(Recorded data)
[start]

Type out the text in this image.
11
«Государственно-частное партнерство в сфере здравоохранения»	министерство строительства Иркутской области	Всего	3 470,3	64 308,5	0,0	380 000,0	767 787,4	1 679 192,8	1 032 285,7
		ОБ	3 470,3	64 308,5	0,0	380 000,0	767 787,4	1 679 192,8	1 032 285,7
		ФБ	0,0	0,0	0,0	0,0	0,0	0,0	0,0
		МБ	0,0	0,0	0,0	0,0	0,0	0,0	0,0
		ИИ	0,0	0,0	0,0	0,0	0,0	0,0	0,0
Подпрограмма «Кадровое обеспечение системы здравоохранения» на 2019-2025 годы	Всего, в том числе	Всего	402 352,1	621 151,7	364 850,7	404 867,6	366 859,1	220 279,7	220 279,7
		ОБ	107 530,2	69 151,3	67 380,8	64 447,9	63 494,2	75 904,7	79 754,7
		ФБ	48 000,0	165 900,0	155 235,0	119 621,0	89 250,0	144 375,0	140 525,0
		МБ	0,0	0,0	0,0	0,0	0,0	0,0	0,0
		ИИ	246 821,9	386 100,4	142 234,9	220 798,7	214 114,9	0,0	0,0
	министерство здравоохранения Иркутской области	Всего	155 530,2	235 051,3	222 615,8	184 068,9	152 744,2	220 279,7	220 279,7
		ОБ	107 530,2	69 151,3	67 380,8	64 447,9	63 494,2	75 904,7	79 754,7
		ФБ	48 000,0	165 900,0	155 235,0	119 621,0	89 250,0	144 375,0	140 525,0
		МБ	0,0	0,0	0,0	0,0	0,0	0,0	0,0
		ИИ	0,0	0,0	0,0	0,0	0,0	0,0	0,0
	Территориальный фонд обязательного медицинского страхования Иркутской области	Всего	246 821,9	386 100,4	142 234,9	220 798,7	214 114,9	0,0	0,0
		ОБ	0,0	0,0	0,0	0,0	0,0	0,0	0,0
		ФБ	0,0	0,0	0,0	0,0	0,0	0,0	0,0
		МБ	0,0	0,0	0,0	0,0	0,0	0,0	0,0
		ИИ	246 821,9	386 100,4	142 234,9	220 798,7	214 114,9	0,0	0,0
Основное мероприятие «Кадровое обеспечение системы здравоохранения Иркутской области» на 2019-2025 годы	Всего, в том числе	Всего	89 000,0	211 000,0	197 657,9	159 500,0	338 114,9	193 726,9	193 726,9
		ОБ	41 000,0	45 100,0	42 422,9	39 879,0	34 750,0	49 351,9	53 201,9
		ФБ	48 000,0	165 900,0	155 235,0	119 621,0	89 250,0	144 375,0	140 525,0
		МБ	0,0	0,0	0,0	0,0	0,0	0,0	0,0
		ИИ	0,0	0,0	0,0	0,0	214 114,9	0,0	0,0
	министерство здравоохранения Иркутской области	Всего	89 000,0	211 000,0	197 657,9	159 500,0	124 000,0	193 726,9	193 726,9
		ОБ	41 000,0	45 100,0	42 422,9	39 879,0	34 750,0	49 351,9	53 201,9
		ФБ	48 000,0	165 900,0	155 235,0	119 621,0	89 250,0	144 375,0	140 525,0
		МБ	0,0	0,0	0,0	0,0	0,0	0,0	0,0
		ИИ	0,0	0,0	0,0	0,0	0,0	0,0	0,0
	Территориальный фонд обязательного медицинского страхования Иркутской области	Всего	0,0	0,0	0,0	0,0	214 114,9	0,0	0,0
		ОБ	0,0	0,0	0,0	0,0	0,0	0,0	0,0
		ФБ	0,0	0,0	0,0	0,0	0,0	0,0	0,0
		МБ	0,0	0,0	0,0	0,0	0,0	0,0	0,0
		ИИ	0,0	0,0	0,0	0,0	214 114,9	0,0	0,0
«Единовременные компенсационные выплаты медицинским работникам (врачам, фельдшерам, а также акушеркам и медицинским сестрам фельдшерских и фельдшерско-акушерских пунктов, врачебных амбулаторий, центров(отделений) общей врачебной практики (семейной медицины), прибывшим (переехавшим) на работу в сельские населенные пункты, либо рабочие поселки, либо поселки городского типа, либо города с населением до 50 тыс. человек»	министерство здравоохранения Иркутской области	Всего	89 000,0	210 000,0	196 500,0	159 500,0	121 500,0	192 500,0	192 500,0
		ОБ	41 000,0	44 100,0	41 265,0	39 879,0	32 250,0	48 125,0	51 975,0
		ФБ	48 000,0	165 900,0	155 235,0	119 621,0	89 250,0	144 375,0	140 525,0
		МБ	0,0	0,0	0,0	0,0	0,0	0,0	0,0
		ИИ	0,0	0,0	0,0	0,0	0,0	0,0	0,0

[end]

→ **WHAT THE TASK REQUIRES**: Repeat the data above, word for word.

→ **TASK ANSWER**:
Type out the text in this image.
11
«Государственно-частное партнерство в сфере здравоохранения»	министерство строительства Иркутской области	Всего	3 470,3	64 308,5	0,0	380 000,0	767 787,4	1 679 192,8	1 032 285,7
		ОБ	3 470,3	64 308,5	0,0	380 000,0	767 787,4	1 679 192,8	1 032 285,7
		ФБ	0,0	0,0	0,0	0,0	0,0	0,0	0,0
		МБ	0,0	0,0	0,0	0,0	0,0	0,0	0,0
		ИИ	0,0	0,0	0,0	0,0	0,0	0,0	0,0
Подпрограмма «Кадровое обеспечение системы здравоохранения» на 2019-2025 годы	Всего, в том числе	Всего	402 352,1	621 151,7	364 850,7	404 867,6	366 859,1	220 279,7	220 279,7
		ОБ	107 530,2	69 151,3	67 380,8	64 447,9	63 494,2	75 904,7	79 754,7
		ФБ	48 000,0	165 900,0	155 235,0	119 621,0	89 250,0	144 375,0	140 525,0
		МБ	0,0	0,0	0,0	0,0	0,0	0,0	0,0
		ИИ	246 821,9	386 100,4	142 234,9	220 798,7	214 114,9	0,0	0,0
	министерство здравоохранения Иркутской области	Всего	155 530,2	235 051,3	222 615,8	184 068,9	152 744,2	220 279,7	220 279,7
		ОБ	107 530,2	69 151,3	67 380,8	64 447,9	63 494,2	75 904,7	79 754,7
		ФБ	48 000,0	165 900,0	155 235,0	119 621,0	89 250,0	144 375,0	140 525,0
		МБ	0,0	0,0	0,0	0,0	0,0	0,0	0,0
		ИИ	0,0	0,0	0,0	0,0	0,0	0,0	0,0
	Территориальный фонд обязательного медицинского страхования Иркутской области	Всего	246 821,9	386 100,4	142 234,9	220 798,7	214 114,9	0,0	0,0
		ОБ	0,0	0,0	0,0	0,0	0,0	0,0	0,0
		ФБ	0,0	0,0	0,0	0,0	0,0	0,0	0,0
		МБ	0,0	0,0	0,0	0,0	0,0	0,0	0,0
		ИИ	246 821,9	386 100,4	142 234,9	220 798,7	214 114,9	0,0	0,0
Основное мероприятие «Кадровое обеспечение системы здравоохранения Иркутской области» на 2019-2025 годы	Всего, в том числе	Всего	89 000,0	211 000,0	197 657,9	159 500,0	338 114,9	193 726,9	193 726,9
		ОБ	41 000,0	45 100,0	42 422,9	39 879,0	34 750,0	49 351,9	53 201,9
		ФБ	48 000,0	165 900,0	155 235,0	119 621,0	89 250,0	144 375,0	140 525,0
		МБ	0,0	0,0	0,0	0,0	0,0	0,0	0,0
		ИИ	0,0	0,0	0,0	0,0	214 114,9	0,0	0,0
	министерство здравоохранения Иркутской области	Всего	89 000,0	211 000,0	197 657,9	159 500,0	124 000,0	193 726,9	193 726,9
		ОБ	41 000,0	45 100,0	42 422,9	39 879,0	34 750,0	49 351,9	53 201,9
		ФБ	48 000,0	165 900,0	155 235,0	119 621,0	89 250,0	144 375,0	140 525,0
		МБ	0,0	0,0	0,0	0,0	0,0	0,0	0,0
		ИИ	0,0	0,0	0,0	0,0	0,0	0,0	0,0
	Территориальный фонд обязательного медицинского страхования Иркутской области	Всего	0,0	0,0	0,0	0,0	214 114,9	0,0	0,0
		ОБ	0,0	0,0	0,0	0,0	0,0	0,0	0,0
		ФБ	0,0	0,0	0,0	0,0	0,0	0,0	0,0
		МБ	0,0	0,0	0,0	0,0	0,0	0,0	0,0
		ИИ	0,0	0,0	0,0	0,0	214 114,9	0,0	0,0
«Единовременные компенсационные выплаты медицинским работникам (врачам, фельдшерам, а также акушеркам и медицинским сестрам фельдшерских и фельдшерско-акушерских пунктов, врачебных амбулаторий, центров(отделений) общей врачебной практики (семейной медицины), прибывшим (переехавшим) на работу в сельские населенные пункты, либо рабочие поселки, либо поселки городского типа, либо города с населением до 50 тыс. человек»	министерство здравоохранения Иркутской области	Всего	89 000,0	210 000,0	196 500,0	159 500,0	121 500,0	192 500,0	192 500,0
		ОБ	41 000,0	44 100,0	41 265,0	39 879,0	32 250,0	48 125,0	51 975,0
		ФБ	48 000,0	165 900,0	155 235,0	119 621,0	89 250,0	144 375,0	140 525,0
		МБ	0,0	0,0	0,0	0,0	0,0	0,0	0,0
		ИИ	0,0	0,0	0,0	0,0	0,0	0,0	0,0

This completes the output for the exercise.